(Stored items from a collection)
## begin
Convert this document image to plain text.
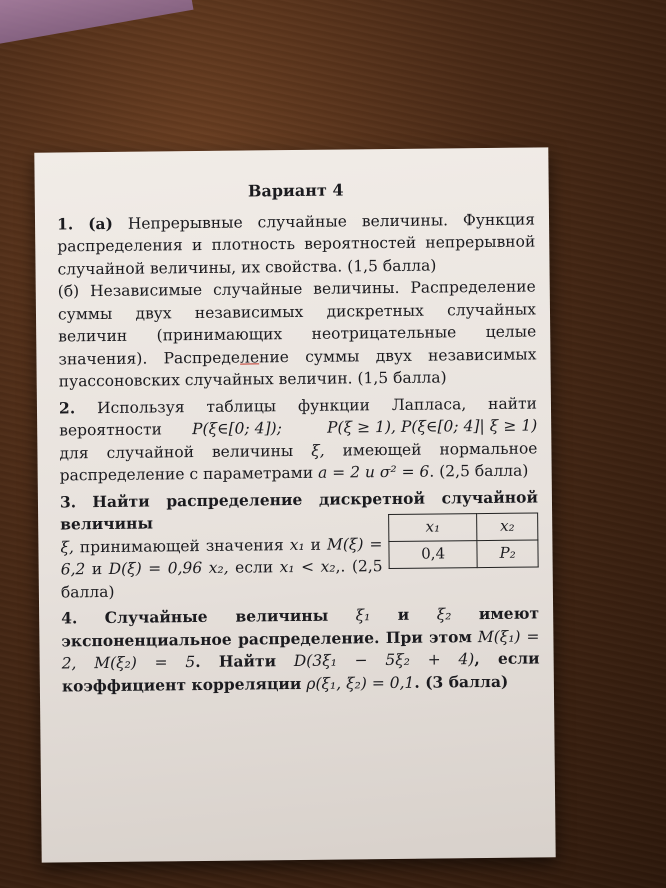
Вариант 4

1. (а) Непрерывные случайные величины. Функция распределения и плотность вероятностей непрерывной случайной величины, их свойства. (1,5 балла)

(б) Независимые случайные величины. Распределение суммы двух независимых дискретных случайных величин (принимающих неотрицательные целые значения). Распределение суммы двух независимых пуассоновских случайных величин. (1,5 балла)

2. Используя таблицы функции Лапласа, найти вероятности P(ξ∈[0; 4]);	P(ξ ≥ 1), P(ξ∈[0; 4]| ξ ≥ 1) для случайной величины ξ, имеющей нормальное распределение с параметрами a = 2 и σ² = 6. (2,5 балла)

3. Найти распределение дискретной случайной величины

ξ, принимающей значения x₁ и M(ξ) = 6,2 и D(ξ) = 0,96 x₂, если x₁ < x₂,. (2,5 балла)

x₁	x₂
0,4	P₂

4. Случайные величины ξ₁ и ξ₂ имеют экспоненциальное распределение. При этом M(ξ₁) = 2, M(ξ₂) = 5. Найти D(3ξ₁ − 5ξ₂ + 4), если коэффициент корреляции ρ(ξ₁, ξ₂) = 0,1. (3 балла)
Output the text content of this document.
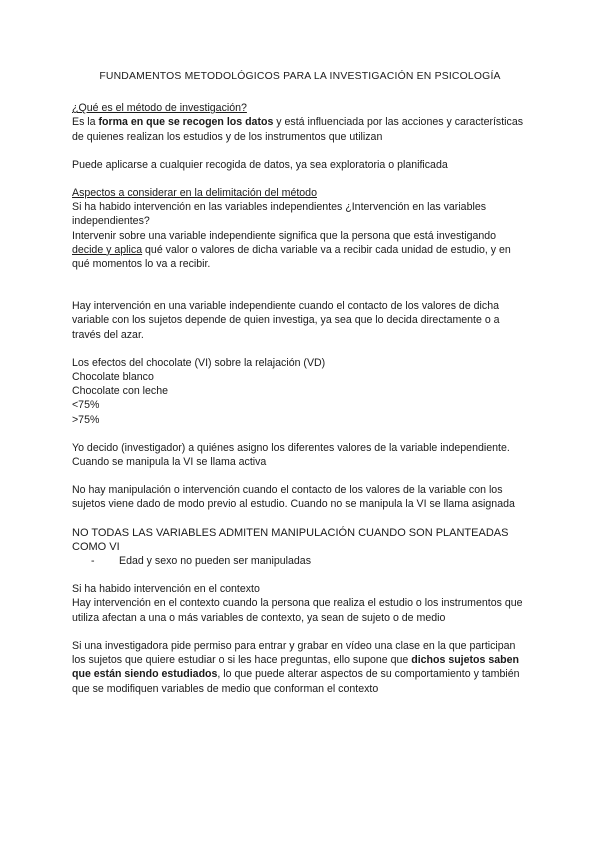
FUNDAMENTOS METODOLÓGICOS PARA LA INVESTIGACIÓN EN PSICOLOGÍA

¿Qué es el método de investigación?

Es la forma en que se recogen los datos y está influenciada por las acciones y características de quienes realizan los estudios y de los instrumentos que utilizan

Puede aplicarse a cualquier recogida de datos, ya sea exploratoria o planificada

Aspectos a considerar en la delimitación del método

Si ha habido intervención en las variables independientes ¿Intervención en las variables independientes?

Intervenir sobre una variable independiente significa que la persona que está investigando decide y aplica qué valor o valores de dicha variable va a recibir cada unidad de estudio, y en qué momentos lo va a recibir.

Hay intervención en una variable independiente cuando el contacto de los valores de dicha variable con los sujetos depende de quien investiga, ya sea que lo decida directamente o a través del azar.

Los efectos del chocolate (VI) sobre la relajación (VD)

Chocolate blanco

Chocolate con leche

<75%

>75%

Yo decido (investigador) a quiénes asigno los diferentes valores de la variable independiente. Cuando se manipula la VI se llama activa

No hay manipulación o intervención cuando el contacto de los valores de la variable con los sujetos viene dado de modo previo al estudio. Cuando no se manipula la VI se llama asignada

NO TODAS LAS VARIABLES ADMITEN MANIPULACIÓN CUANDO SON PLANTEADAS COMO VI

- Edad y sexo no pueden ser manipuladas

Si ha habido intervención en el contexto

Hay intervención en el contexto cuando la persona que realiza el estudio o los instrumentos que utiliza afectan a una o más variables de contexto, ya sean de sujeto o de medio

Si una investigadora pide permiso para entrar y grabar en vídeo una clase en la que participan los sujetos que quiere estudiar o si les hace preguntas, ello supone que dichos sujetos saben que están siendo estudiados, lo que puede alterar aspectos de su comportamiento y también que se modifiquen variables de medio que conforman el contexto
## end
_DIRECTIVE_:
Reproduce all of the data exactly; the pictures do not belong in the copy.

_TASK RESPONSE_:
Convert this document image to plain text.
Вариант 4

1. (а) Непрерывные случайные величины. Функция распределения и плотность вероятностей непрерывной случайной величины, их свойства. (1,5 балла)

(б) Независимые случайные величины. Распределение суммы двух независимых дискретных случайных величин (принимающих неотрицательные целые значения). Распределение суммы двух независимых пуассоновских случайных величин. (1,5 балла)

2. Используя таблицы функции Лапласа, найти вероятности P(ξ∈[0; 4]);	P(ξ ≥ 1), P(ξ∈[0; 4]| ξ ≥ 1) для случайной величины ξ, имеющей нормальное распределение с параметрами a = 2 и σ² = 6. (2,5 балла)

3. Найти распределение дискретной случайной величины

ξ, принимающей значения x₁ и M(ξ) = 6,2 и D(ξ) = 0,96 x₂, если x₁ < x₂,. (2,5 балла)

x₁	x₂
0,4	P₂

4. Случайные величины ξ₁ и ξ₂ имеют экспоненциальное распределение. При этом M(ξ₁) = 2, M(ξ₂) = 5. Найти D(3ξ₁ − 5ξ₂ + 4), если коэффициент корреляции ρ(ξ₁, ξ₂) = 0,1. (3 балла)
Output the text content of this document.
FUNDAMENTOS METODOLÓGICOS PARA LA INVESTIGACIÓN EN PSICOLOGÍA

¿Qué es el método de investigación?

Es la forma en que se recogen los datos y está influenciada por las acciones y características de quienes realizan los estudios y de los instrumentos que utilizan

Puede aplicarse a cualquier recogida de datos, ya sea exploratoria o planificada

Aspectos a considerar en la delimitación del método

Si ha habido intervención en las variables independientes ¿Intervención en las variables independientes?

Intervenir sobre una variable independiente significa que la persona que está investigando decide y aplica qué valor o valores de dicha variable va a recibir cada unidad de estudio, y en qué momentos lo va a recibir.

Hay intervención en una variable independiente cuando el contacto de los valores de dicha variable con los sujetos depende de quien investiga, ya sea que lo decida directamente o a través del azar.

Los efectos del chocolate (VI) sobre la relajación (VD)

Chocolate blanco

Chocolate con leche

<75%

>75%

Yo decido (investigador) a quiénes asigno los diferentes valores de la variable independiente. Cuando se manipula la VI se llama activa

No hay manipulación o intervención cuando el contacto de los valores de la variable con los sujetos viene dado de modo previo al estudio. Cuando no se manipula la VI se llama asignada

NO TODAS LAS VARIABLES ADMITEN MANIPULACIÓN CUANDO SON PLANTEADAS COMO VI

- Edad y sexo no pueden ser manipuladas

Si ha habido intervención en el contexto

Hay intervención en el contexto cuando la persona que realiza el estudio o los instrumentos que utiliza afectan a una o más variables de contexto, ya sean de sujeto o de medio

Si una investigadora pide permiso para entrar y grabar en vídeo una clase en la que participan los sujetos que quiere estudiar o si les hace preguntas, ello supone que dichos sujetos saben que están siendo estudiados, lo que puede alterar aspectos de su comportamiento y también que se modifiquen variables de medio que conforman el contexto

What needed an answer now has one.